* _Stated task_
Find the lines that hold the word "Linear" and return them.

* _Supplied information_
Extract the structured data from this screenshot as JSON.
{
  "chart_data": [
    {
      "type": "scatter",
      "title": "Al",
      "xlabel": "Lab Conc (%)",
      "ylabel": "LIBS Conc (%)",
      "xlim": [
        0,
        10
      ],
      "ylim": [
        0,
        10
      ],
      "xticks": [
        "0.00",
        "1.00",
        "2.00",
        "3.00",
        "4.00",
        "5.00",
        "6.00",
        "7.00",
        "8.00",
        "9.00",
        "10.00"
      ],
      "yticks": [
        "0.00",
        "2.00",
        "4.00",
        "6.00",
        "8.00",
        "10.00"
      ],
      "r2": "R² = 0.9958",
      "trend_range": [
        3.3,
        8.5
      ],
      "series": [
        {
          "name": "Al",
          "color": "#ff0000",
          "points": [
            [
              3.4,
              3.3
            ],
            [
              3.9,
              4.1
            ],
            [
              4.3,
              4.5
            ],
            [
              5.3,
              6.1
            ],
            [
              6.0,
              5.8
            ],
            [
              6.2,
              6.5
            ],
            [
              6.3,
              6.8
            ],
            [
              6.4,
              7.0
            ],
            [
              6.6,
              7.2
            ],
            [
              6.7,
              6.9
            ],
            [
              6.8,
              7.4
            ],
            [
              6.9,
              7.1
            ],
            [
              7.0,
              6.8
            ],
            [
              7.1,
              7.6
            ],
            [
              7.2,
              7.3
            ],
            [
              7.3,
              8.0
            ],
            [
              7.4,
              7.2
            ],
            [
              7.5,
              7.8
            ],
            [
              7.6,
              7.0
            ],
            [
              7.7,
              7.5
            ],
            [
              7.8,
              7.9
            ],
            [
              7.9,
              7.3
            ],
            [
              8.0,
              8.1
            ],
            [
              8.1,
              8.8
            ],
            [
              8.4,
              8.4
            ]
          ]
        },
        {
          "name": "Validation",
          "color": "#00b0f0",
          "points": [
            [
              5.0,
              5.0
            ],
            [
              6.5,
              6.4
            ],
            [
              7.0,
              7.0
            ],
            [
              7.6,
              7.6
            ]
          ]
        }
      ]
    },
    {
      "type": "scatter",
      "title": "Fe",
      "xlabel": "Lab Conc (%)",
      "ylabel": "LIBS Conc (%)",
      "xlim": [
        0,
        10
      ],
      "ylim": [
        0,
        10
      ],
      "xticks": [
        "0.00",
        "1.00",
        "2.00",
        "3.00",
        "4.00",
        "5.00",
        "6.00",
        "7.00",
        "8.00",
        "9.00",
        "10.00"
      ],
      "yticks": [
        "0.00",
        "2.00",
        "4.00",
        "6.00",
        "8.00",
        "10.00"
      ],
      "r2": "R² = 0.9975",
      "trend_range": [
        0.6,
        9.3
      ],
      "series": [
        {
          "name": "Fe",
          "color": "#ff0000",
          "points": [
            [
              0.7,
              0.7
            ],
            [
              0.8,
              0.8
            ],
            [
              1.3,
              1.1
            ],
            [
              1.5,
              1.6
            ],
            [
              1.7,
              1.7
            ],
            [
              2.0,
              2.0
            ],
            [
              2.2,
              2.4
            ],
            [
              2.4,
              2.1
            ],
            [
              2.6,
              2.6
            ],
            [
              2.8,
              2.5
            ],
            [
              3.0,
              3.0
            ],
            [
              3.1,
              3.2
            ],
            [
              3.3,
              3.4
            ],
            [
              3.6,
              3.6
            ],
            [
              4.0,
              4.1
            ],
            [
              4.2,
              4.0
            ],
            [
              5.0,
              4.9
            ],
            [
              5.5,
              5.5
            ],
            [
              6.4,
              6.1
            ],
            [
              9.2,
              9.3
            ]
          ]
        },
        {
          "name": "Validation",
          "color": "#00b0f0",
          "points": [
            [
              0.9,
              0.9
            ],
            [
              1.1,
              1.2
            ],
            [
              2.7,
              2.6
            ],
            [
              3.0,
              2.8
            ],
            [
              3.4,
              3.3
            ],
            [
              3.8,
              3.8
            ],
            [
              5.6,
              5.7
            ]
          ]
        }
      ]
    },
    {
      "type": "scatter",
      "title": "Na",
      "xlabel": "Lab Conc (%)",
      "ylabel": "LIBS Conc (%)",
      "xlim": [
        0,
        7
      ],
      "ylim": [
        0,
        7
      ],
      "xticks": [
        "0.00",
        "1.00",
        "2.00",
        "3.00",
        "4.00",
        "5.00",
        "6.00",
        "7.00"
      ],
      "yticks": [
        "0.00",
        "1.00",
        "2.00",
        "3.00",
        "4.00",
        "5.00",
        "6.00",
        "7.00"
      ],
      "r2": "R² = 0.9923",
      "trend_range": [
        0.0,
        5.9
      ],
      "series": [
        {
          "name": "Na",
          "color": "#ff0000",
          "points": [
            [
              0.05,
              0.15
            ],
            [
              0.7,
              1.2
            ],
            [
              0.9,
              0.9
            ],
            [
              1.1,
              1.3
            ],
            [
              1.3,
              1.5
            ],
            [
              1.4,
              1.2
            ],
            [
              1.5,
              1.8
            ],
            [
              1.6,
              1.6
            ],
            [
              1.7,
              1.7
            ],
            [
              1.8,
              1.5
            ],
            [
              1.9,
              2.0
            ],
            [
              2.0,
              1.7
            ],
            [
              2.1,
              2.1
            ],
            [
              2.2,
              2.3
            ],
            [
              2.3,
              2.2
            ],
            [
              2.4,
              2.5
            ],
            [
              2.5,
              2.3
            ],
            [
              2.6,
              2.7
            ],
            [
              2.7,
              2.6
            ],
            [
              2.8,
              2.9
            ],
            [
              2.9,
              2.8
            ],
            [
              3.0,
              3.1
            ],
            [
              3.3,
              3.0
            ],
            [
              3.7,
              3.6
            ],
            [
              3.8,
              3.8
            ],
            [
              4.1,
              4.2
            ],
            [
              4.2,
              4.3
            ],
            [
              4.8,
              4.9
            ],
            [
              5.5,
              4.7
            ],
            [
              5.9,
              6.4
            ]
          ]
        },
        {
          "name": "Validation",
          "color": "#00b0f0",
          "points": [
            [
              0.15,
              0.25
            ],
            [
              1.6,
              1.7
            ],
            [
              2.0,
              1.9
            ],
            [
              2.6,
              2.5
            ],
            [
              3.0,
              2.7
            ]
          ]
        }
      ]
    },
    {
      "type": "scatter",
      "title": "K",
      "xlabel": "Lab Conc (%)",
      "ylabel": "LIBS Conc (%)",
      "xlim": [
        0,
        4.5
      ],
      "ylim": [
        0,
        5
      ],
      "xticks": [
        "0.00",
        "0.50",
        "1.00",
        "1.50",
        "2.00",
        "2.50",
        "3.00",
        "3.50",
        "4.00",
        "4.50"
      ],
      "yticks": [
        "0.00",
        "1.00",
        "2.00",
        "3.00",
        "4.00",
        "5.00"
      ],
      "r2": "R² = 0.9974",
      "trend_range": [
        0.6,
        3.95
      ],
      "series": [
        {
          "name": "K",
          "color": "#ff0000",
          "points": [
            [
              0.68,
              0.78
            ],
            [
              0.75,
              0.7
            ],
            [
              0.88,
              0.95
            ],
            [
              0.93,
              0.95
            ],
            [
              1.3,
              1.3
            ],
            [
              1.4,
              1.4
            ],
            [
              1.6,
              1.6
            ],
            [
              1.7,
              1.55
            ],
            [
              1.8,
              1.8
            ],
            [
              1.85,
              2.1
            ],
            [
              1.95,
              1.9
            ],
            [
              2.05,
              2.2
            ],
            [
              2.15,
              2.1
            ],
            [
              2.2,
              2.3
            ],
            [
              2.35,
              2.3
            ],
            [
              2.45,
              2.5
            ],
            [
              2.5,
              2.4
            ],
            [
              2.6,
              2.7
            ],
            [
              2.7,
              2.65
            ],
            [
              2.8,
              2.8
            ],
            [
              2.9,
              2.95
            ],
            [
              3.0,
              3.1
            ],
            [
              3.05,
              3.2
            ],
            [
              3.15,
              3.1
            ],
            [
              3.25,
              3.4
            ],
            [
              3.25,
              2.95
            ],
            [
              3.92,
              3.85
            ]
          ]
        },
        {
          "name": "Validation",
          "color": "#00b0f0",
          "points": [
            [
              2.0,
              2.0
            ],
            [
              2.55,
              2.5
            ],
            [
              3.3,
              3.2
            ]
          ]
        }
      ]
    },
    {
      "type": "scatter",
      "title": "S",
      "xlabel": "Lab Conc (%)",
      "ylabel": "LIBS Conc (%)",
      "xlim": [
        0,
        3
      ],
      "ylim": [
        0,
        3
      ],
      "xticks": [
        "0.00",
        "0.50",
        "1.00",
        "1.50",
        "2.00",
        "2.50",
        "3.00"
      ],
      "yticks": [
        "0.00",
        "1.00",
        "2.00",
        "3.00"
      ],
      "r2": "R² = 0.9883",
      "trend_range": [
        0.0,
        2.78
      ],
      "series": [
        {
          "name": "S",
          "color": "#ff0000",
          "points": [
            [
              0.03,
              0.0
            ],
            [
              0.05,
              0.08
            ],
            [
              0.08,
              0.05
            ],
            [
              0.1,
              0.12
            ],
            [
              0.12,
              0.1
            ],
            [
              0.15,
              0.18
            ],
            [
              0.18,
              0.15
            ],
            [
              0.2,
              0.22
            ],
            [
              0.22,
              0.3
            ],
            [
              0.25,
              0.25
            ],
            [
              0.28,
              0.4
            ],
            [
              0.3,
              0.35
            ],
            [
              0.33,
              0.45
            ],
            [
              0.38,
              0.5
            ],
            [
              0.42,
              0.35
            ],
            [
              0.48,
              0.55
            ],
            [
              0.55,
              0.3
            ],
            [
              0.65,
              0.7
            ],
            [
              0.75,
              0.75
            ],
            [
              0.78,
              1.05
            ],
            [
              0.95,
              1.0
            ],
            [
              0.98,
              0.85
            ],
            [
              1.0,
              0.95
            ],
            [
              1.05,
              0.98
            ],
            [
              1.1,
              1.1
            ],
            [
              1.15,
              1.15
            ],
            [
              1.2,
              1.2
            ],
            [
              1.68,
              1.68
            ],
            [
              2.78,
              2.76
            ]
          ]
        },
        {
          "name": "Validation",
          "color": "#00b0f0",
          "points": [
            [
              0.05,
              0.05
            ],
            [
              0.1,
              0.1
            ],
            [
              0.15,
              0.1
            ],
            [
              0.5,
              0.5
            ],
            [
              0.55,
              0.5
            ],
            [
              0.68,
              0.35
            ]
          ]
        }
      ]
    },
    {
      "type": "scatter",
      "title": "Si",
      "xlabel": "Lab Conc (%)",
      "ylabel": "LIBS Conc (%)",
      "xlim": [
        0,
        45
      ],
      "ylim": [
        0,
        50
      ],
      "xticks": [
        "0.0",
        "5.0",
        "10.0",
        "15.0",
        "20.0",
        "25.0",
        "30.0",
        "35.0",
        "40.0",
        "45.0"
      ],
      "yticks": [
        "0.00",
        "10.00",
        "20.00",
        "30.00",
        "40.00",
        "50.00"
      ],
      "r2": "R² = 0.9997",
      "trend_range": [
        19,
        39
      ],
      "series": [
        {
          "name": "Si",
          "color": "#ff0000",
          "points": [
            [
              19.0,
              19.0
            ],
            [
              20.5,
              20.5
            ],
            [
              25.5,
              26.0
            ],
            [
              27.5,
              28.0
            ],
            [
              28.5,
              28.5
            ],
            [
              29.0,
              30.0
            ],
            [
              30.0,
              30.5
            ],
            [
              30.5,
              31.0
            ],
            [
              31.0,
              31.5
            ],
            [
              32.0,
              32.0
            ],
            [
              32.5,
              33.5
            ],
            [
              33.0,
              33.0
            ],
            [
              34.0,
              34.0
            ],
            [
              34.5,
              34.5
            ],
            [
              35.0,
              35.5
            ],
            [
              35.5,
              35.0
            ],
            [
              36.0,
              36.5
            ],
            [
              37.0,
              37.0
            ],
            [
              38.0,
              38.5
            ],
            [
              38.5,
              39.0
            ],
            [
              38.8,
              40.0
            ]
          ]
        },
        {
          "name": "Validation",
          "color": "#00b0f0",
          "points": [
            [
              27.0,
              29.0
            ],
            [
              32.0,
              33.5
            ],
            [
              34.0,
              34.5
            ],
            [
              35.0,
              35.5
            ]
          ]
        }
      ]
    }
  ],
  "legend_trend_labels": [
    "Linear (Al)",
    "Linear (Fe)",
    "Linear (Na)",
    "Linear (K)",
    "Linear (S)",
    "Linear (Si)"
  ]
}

* _Result below_
    "Linear (Al)",
    "Linear (Fe)",
    "Linear (Na)",
    "Linear (K)",
    "Linear (S)",
    "Linear (Si)"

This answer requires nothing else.